§ **Given records**
%%

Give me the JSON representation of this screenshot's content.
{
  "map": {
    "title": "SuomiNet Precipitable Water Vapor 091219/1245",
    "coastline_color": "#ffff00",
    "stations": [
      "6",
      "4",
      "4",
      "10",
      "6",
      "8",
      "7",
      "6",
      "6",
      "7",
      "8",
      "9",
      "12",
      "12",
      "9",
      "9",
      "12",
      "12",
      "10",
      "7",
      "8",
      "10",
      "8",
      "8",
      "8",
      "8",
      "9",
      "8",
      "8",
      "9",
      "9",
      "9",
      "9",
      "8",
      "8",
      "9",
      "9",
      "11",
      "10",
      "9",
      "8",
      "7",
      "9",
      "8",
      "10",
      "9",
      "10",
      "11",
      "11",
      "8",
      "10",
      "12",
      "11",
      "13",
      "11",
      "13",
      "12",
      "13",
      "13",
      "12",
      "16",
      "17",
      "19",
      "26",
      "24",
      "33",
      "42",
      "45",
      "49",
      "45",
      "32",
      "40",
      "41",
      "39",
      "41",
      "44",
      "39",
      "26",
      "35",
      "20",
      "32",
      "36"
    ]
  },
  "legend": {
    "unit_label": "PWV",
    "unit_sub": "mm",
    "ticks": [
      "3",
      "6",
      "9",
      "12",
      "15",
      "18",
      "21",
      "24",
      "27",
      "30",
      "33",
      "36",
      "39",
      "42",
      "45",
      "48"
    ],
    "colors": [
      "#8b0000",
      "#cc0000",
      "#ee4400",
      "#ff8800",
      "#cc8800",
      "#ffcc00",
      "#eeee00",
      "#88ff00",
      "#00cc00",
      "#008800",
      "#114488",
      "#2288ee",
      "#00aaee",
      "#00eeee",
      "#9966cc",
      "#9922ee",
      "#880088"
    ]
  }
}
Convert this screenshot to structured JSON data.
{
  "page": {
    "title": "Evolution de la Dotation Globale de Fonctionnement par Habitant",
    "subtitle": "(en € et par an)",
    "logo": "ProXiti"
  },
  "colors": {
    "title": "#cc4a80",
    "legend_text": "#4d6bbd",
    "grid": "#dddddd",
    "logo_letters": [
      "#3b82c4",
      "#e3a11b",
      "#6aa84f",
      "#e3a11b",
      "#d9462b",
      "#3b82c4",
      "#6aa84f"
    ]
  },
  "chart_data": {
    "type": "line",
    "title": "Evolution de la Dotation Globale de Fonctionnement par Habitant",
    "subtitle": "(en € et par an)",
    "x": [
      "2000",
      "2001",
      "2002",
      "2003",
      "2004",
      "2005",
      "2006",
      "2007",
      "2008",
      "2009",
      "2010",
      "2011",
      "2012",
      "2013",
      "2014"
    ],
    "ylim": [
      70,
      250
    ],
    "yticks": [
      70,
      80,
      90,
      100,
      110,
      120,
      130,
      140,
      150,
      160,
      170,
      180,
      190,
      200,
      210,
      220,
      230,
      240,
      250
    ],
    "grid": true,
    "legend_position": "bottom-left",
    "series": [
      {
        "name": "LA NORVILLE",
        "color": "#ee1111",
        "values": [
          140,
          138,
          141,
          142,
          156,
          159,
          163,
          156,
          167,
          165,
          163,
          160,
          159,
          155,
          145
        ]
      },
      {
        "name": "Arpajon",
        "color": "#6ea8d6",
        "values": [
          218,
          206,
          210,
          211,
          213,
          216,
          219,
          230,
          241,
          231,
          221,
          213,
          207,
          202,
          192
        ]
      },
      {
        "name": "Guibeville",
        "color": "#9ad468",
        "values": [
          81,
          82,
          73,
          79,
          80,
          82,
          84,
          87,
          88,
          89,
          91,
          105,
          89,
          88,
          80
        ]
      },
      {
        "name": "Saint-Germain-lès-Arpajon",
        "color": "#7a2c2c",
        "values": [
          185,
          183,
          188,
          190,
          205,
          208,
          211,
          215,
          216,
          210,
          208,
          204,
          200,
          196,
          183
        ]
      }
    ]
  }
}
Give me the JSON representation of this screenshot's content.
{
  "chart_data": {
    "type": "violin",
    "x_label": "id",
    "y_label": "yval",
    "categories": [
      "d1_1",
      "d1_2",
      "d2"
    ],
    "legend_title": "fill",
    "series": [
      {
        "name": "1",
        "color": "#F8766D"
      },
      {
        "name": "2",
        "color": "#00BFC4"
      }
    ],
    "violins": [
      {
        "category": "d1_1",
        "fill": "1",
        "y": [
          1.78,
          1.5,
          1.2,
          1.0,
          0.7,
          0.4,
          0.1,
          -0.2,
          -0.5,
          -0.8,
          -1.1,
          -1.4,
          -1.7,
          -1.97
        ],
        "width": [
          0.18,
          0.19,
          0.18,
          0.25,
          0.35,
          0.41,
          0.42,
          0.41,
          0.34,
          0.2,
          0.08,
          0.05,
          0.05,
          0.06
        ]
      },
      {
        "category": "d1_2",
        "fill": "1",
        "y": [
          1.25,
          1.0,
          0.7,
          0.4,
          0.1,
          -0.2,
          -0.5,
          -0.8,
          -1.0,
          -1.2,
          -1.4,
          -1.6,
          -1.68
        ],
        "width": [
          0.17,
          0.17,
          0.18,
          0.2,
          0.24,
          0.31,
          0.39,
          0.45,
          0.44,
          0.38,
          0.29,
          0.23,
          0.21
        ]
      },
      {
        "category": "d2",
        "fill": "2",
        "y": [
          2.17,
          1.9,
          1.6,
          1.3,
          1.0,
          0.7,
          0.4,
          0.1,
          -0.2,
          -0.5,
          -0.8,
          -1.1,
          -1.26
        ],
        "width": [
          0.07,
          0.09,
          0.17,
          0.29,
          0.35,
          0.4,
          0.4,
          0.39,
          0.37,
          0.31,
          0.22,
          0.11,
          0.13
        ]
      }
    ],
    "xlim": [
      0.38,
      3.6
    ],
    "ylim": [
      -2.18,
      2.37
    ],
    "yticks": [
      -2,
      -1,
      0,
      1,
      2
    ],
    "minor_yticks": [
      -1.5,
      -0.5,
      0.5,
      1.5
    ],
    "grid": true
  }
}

%%

§ **Written exercise**
Only lines with the word "name" are wanted, so copy each one from the records.

§ **Task result**
        "name": "LA NORVILLE",
        "name": "Arpajon",
        "name": "Guibeville",
        "name": "Saint-Germain-lès-Arpajon",
        "name": "1",
        "name": "2",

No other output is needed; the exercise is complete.